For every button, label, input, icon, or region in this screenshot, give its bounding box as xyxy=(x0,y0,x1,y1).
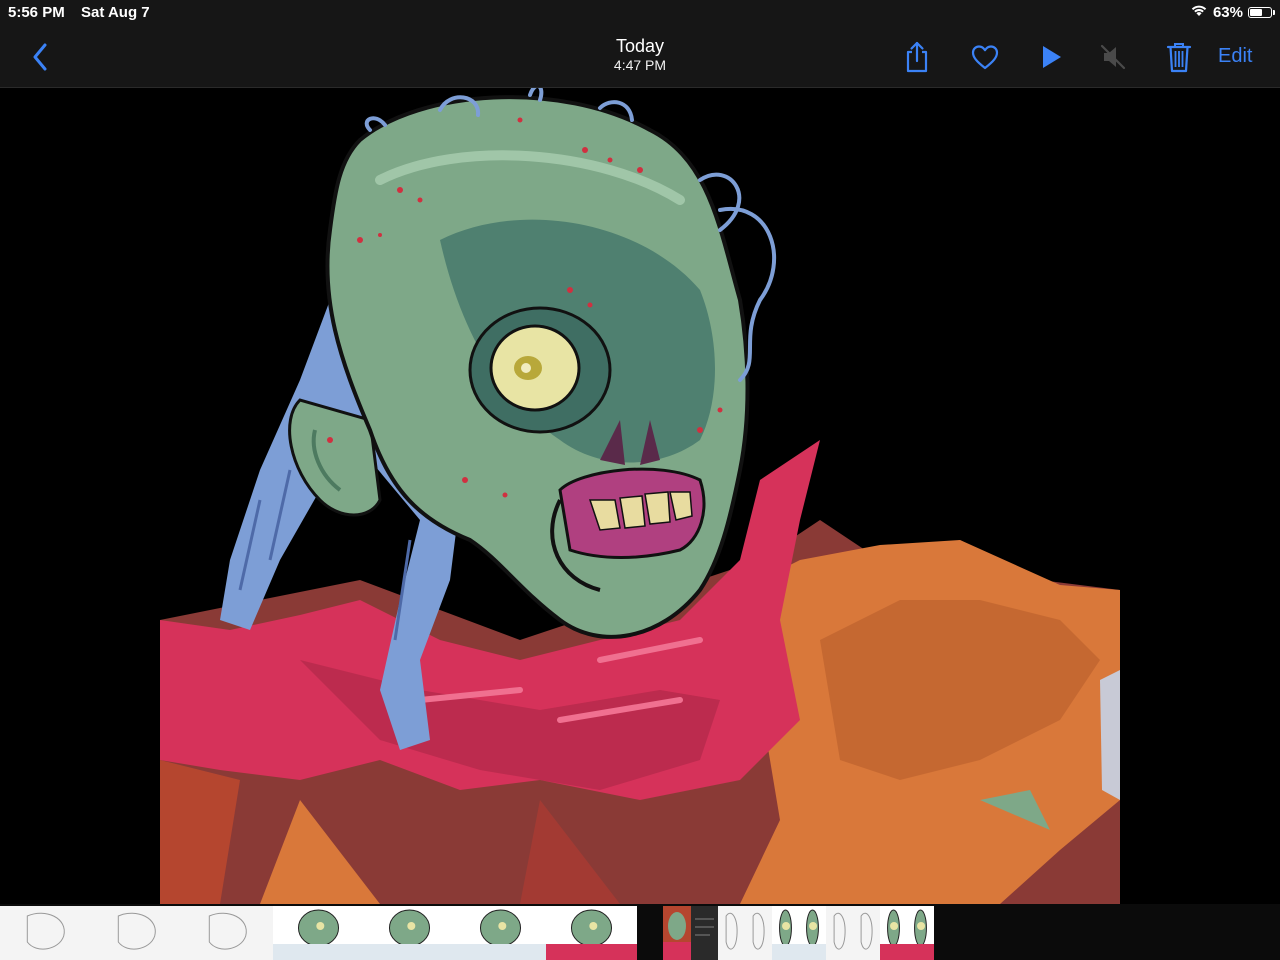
filmstrip-thumb[interactable] xyxy=(273,906,364,960)
battery-percent: 63% xyxy=(1212,3,1243,21)
filmstrip[interactable] xyxy=(0,904,1280,960)
filmstrip-thumb[interactable] xyxy=(546,906,637,960)
photo-viewport[interactable] xyxy=(0,88,1280,904)
filmstrip-thumb[interactable] xyxy=(91,906,182,960)
filmstrip-thumb[interactable] xyxy=(826,906,853,960)
nav-title: Today 4:47 PM xyxy=(0,35,1280,73)
favorite-button[interactable] xyxy=(967,39,1003,75)
filmstrip-thumb[interactable] xyxy=(691,906,718,960)
filmstrip-thumb[interactable] xyxy=(907,906,934,960)
filmstrip-thumb[interactable] xyxy=(0,906,91,960)
status-date: Sat Aug 7 xyxy=(81,4,150,21)
filmstrip-thumb[interactable] xyxy=(799,906,826,960)
filmstrip-thumb[interactable] xyxy=(880,906,907,960)
status-time: 5:56 PM xyxy=(8,4,65,21)
filmstrip-thumb[interactable] xyxy=(772,906,799,960)
trash-icon xyxy=(1166,43,1192,73)
play-icon xyxy=(1043,46,1061,68)
filmstrip-thumb[interactable] xyxy=(853,906,880,960)
status-indicators: 63% xyxy=(1190,3,1275,21)
nav-title-time: 4:47 PM xyxy=(613,57,667,73)
share-icon xyxy=(906,41,928,73)
heart-icon xyxy=(971,45,999,70)
status-bar: 5:56 PM Sat Aug 7 63% xyxy=(0,0,1280,26)
speaker-muted-icon xyxy=(1100,44,1126,70)
share-button[interactable] xyxy=(899,39,935,75)
edit-button[interactable]: Edit xyxy=(1218,44,1252,68)
filmstrip-thumb[interactable] xyxy=(718,906,745,960)
wifi-icon xyxy=(1190,3,1208,21)
filmstrip-thumb[interactable] xyxy=(182,906,273,960)
mute-button[interactable] xyxy=(1095,39,1131,75)
delete-button[interactable] xyxy=(1161,39,1197,75)
nav-bar: Today 4:47 PM Edit xyxy=(0,26,1280,88)
filmstrip-thumb[interactable] xyxy=(745,906,772,960)
filmstrip-thumb-selected[interactable] xyxy=(663,906,691,960)
battery-fill xyxy=(1250,8,1262,16)
play-button[interactable] xyxy=(1033,39,1069,75)
photo-viewer-screen: 5:56 PM Sat Aug 7 63% Today 4:47 PM Edit xyxy=(0,0,1280,960)
zombie-illustration xyxy=(160,88,1120,904)
battery-icon xyxy=(1248,6,1275,18)
filmstrip-thumb[interactable] xyxy=(364,906,455,960)
nav-title-date: Today xyxy=(615,36,665,56)
filmstrip-thumb[interactable] xyxy=(455,906,546,960)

> **To do**
Reproduce verbatim the portion of the listing above that begins with the line containing "filmstrip-thumb[interactable] xyxy=(273,906,364,960)" and ends with the line containing "wifi-icon xyxy=(1190,3,1208,21)", including both of those lines.

> **Correct response**
filmstrip-thumb[interactable] xyxy=(273,906,364,960)
battery-percent: 63% xyxy=(1212,3,1243,21)
filmstrip[interactable] xyxy=(0,904,1280,960)
filmstrip-thumb[interactable] xyxy=(546,906,637,960)
photo-viewport[interactable] xyxy=(0,88,1280,904)
filmstrip-thumb[interactable] xyxy=(91,906,182,960)
filmstrip-thumb[interactable] xyxy=(826,906,853,960)
nav-title: Today 4:47 PM xyxy=(0,35,1280,73)
favorite-button[interactable] xyxy=(967,39,1003,75)
filmstrip-thumb[interactable] xyxy=(691,906,718,960)
filmstrip-thumb[interactable] xyxy=(907,906,934,960)
filmstrip-thumb[interactable] xyxy=(0,906,91,960)
status-date: Sat Aug 7 xyxy=(81,4,150,21)
filmstrip-thumb[interactable] xyxy=(799,906,826,960)
filmstrip-thumb[interactable] xyxy=(880,906,907,960)
status-time: 5:56 PM xyxy=(8,4,65,21)
filmstrip-thumb[interactable] xyxy=(772,906,799,960)
trash-icon xyxy=(1166,43,1192,73)
play-icon xyxy=(1043,46,1061,68)
filmstrip-thumb[interactable] xyxy=(853,906,880,960)
status-indicators: 63% xyxy=(1190,3,1275,21)
nav-title-time: 4:47 PM xyxy=(613,57,667,73)
share-icon xyxy=(906,41,928,73)
heart-icon xyxy=(971,45,999,70)
status-bar: 5:56 PM Sat Aug 7 63% xyxy=(0,0,1280,26)
speaker-muted-icon xyxy=(1100,44,1126,70)
share-button[interactable] xyxy=(899,39,935,75)
edit-button[interactable]: Edit xyxy=(1218,44,1252,68)
filmstrip-thumb[interactable] xyxy=(718,906,745,960)
wifi-icon xyxy=(1190,3,1208,21)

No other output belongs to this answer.